Task goal:
Work out how many lines in the data hold the word "verran", and reply with that number only.

Task input:
=-=-=-=-=

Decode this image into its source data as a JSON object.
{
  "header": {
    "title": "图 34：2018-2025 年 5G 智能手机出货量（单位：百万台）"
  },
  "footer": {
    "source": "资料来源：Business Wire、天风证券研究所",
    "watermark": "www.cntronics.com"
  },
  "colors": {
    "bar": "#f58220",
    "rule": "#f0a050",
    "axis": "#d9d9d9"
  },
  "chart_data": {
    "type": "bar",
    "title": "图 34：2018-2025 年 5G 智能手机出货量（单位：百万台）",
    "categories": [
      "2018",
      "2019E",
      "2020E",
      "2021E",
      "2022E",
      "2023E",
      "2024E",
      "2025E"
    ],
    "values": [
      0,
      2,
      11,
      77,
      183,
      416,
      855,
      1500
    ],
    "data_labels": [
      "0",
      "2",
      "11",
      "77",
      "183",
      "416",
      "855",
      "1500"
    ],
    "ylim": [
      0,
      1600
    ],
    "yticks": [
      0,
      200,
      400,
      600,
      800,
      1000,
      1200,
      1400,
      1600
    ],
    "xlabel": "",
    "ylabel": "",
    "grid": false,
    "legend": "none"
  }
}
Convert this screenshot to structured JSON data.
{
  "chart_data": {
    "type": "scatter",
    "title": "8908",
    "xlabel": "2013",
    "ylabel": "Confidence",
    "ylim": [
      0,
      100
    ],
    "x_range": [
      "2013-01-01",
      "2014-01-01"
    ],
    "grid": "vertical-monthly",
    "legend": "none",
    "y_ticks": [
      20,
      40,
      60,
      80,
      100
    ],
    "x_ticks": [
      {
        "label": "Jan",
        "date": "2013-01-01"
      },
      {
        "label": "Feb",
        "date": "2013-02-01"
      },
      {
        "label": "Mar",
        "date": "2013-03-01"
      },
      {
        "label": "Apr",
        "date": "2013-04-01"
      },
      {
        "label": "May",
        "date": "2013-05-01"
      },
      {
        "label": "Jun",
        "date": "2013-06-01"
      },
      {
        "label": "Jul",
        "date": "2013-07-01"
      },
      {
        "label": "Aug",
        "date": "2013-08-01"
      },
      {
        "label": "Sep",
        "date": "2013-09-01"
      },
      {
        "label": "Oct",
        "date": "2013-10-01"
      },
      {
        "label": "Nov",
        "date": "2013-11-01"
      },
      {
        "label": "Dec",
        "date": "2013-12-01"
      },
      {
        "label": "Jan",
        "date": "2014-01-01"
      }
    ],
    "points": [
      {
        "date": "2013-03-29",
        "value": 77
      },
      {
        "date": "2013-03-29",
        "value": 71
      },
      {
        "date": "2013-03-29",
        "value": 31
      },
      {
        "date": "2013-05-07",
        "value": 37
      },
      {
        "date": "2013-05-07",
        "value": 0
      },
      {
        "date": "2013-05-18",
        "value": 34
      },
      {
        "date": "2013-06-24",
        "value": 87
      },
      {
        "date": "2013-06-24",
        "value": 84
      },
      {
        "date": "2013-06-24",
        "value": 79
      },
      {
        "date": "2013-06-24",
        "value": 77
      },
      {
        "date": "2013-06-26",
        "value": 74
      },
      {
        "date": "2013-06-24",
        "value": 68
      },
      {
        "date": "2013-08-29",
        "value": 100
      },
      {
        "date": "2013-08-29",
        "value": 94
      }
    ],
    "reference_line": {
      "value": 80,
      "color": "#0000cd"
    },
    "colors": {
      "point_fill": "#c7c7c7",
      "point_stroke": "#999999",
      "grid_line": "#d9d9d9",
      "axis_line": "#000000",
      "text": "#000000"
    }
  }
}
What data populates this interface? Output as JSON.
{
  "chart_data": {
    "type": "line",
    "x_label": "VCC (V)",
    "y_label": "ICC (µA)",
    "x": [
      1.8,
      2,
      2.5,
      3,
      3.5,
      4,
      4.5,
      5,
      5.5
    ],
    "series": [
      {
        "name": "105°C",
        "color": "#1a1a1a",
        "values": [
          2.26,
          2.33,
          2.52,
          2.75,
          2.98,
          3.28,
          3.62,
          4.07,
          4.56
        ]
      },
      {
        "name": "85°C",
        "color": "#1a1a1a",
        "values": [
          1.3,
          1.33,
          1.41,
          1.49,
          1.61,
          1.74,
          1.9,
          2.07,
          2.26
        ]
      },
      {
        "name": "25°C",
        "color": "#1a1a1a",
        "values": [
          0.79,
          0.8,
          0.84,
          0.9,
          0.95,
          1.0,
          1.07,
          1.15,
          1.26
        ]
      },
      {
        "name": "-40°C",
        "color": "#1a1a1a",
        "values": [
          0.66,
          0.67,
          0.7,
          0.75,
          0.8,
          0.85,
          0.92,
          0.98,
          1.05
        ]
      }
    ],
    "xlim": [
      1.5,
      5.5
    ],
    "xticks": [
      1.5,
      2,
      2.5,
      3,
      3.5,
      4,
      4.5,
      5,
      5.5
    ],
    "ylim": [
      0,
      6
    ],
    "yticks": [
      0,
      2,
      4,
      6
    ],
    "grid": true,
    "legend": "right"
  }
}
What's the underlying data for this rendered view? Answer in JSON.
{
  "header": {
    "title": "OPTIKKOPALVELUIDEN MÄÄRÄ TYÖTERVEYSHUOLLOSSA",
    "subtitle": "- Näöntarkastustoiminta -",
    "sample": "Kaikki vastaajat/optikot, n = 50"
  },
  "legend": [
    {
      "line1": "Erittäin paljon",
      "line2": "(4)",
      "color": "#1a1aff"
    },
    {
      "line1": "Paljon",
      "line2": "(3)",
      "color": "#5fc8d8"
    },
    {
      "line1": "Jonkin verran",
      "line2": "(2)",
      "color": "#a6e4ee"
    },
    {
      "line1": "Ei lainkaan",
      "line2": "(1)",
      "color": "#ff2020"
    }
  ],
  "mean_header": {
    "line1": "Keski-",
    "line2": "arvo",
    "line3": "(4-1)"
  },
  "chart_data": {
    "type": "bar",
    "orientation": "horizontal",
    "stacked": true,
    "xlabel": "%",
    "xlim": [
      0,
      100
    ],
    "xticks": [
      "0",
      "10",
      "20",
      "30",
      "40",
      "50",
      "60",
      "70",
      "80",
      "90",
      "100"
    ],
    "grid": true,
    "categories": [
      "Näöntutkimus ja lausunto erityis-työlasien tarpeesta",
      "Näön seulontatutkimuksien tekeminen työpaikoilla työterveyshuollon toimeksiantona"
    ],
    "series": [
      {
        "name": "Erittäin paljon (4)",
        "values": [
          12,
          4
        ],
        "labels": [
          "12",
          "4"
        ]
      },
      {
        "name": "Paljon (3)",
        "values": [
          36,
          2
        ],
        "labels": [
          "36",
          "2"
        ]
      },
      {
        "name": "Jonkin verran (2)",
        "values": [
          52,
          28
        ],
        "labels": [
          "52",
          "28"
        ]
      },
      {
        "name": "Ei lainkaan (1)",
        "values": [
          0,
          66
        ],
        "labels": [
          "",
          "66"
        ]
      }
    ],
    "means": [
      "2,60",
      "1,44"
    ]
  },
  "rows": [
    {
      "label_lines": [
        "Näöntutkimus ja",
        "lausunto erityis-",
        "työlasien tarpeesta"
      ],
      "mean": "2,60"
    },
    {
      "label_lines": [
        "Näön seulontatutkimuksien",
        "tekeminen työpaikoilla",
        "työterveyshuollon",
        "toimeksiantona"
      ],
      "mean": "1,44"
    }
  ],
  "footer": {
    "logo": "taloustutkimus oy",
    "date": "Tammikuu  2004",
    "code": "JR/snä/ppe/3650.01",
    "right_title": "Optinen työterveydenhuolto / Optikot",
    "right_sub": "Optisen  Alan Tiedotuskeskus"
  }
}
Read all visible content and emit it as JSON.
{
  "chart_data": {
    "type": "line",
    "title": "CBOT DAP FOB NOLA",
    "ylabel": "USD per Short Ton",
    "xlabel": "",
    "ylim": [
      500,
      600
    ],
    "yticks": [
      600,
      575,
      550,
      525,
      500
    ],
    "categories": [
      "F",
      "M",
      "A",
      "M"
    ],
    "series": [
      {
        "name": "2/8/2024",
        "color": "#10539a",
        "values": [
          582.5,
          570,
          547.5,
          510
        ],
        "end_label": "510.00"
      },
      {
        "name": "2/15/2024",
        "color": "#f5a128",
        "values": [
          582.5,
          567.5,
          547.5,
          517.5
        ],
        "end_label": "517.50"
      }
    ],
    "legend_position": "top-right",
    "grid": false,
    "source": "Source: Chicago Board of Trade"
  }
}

=-=-=-=-=

Response below:
2